- _Goal_: An exact copy of all the data is required, with pictures left out.

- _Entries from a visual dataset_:

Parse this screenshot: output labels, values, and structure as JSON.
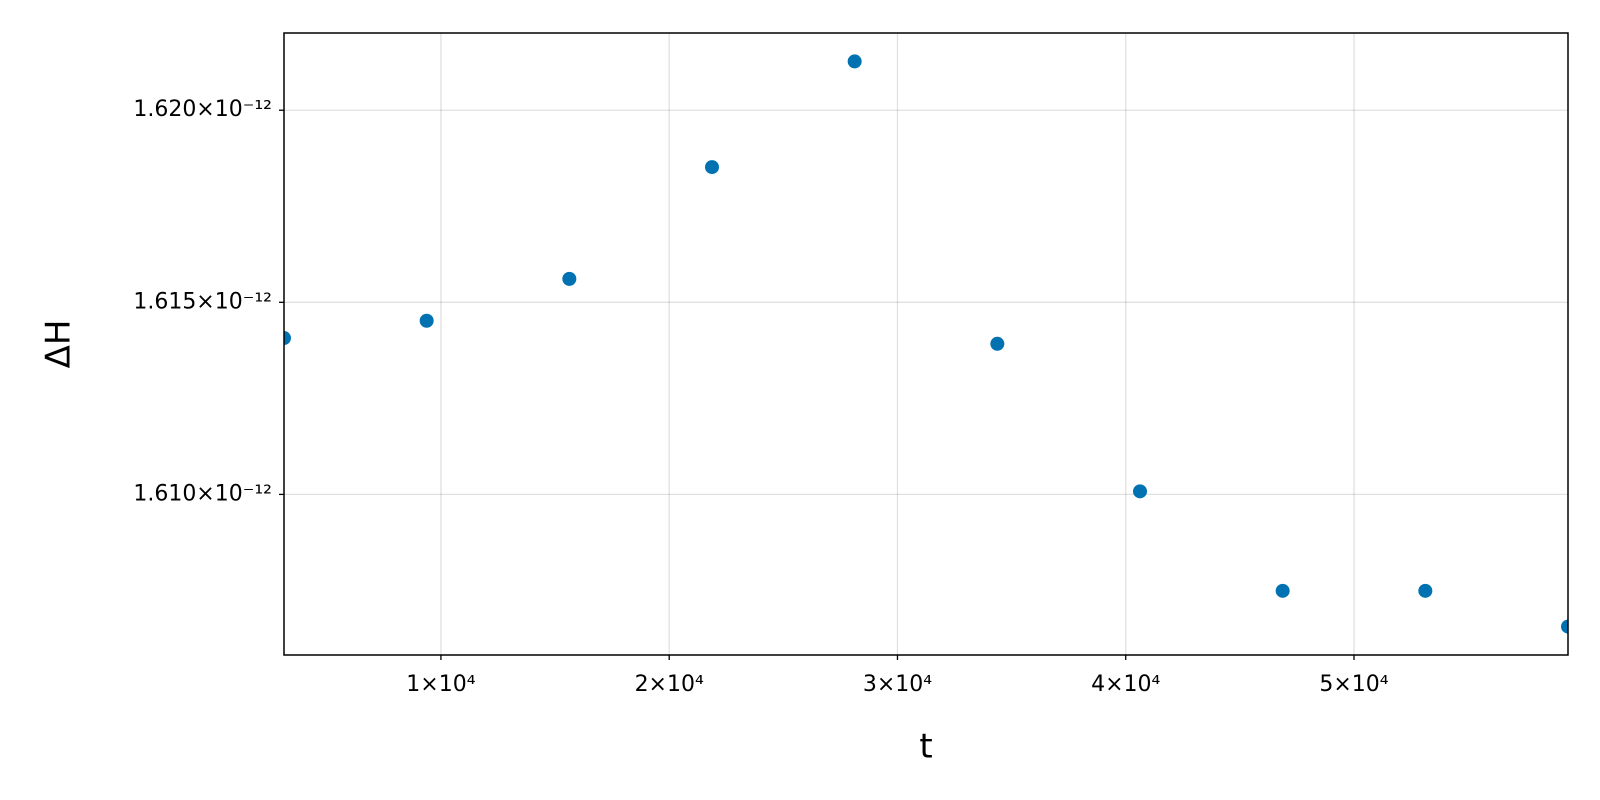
{
  "chart_data": {
    "type": "scatter",
    "xlabel": "t",
    "ylabel": "ΔH",
    "x": [
      3125,
      9375,
      15625,
      21875,
      28125,
      34375,
      40625,
      46875,
      53125,
      59375
    ],
    "series": [
      {
        "color": "#0072b2",
        "values": [
          1.61407e-12,
          1.61452e-12,
          1.61561e-12,
          1.61852e-12,
          1.62127e-12,
          1.61392e-12,
          1.61008e-12,
          1.60749e-12,
          1.60749e-12,
          1.60656e-12
        ]
      }
    ],
    "xlim": [
      3125,
      59375
    ],
    "ylim": [
      1.60582e-12,
      1.62201e-12
    ],
    "xticks": [
      {
        "value": 10000,
        "label": "1×10⁴"
      },
      {
        "value": 20000,
        "label": "2×10⁴"
      },
      {
        "value": 30000,
        "label": "3×10⁴"
      },
      {
        "value": 40000,
        "label": "4×10⁴"
      },
      {
        "value": 50000,
        "label": "5×10⁴"
      }
    ],
    "yticks": [
      {
        "value": 1.61e-12,
        "label": "1.610×10⁻¹²"
      },
      {
        "value": 1.615e-12,
        "label": "1.615×10⁻¹²"
      },
      {
        "value": 1.62e-12,
        "label": "1.620×10⁻¹²"
      }
    ],
    "grid": true
  }
}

- _Answer to this exercise_:
Parse this screenshot: output labels, values, and structure as JSON.
{
  "chart_data": {
    "type": "scatter",
    "xlabel": "t",
    "ylabel": "ΔH",
    "x": [
      3125,
      9375,
      15625,
      21875,
      28125,
      34375,
      40625,
      46875,
      53125,
      59375
    ],
    "series": [
      {
        "color": "#0072b2",
        "values": [
          1.61407e-12,
          1.61452e-12,
          1.61561e-12,
          1.61852e-12,
          1.62127e-12,
          1.61392e-12,
          1.61008e-12,
          1.60749e-12,
          1.60749e-12,
          1.60656e-12
        ]
      }
    ],
    "xlim": [
      3125,
      59375
    ],
    "ylim": [
      1.60582e-12,
      1.62201e-12
    ],
    "xticks": [
      {
        "value": 10000,
        "label": "1×10⁴"
      },
      {
        "value": 20000,
        "label": "2×10⁴"
      },
      {
        "value": 30000,
        "label": "3×10⁴"
      },
      {
        "value": 40000,
        "label": "4×10⁴"
      },
      {
        "value": 50000,
        "label": "5×10⁴"
      }
    ],
    "yticks": [
      {
        "value": 1.61e-12,
        "label": "1.610×10⁻¹²"
      },
      {
        "value": 1.615e-12,
        "label": "1.615×10⁻¹²"
      },
      {
        "value": 1.62e-12,
        "label": "1.620×10⁻¹²"
      }
    ],
    "grid": true
  }
}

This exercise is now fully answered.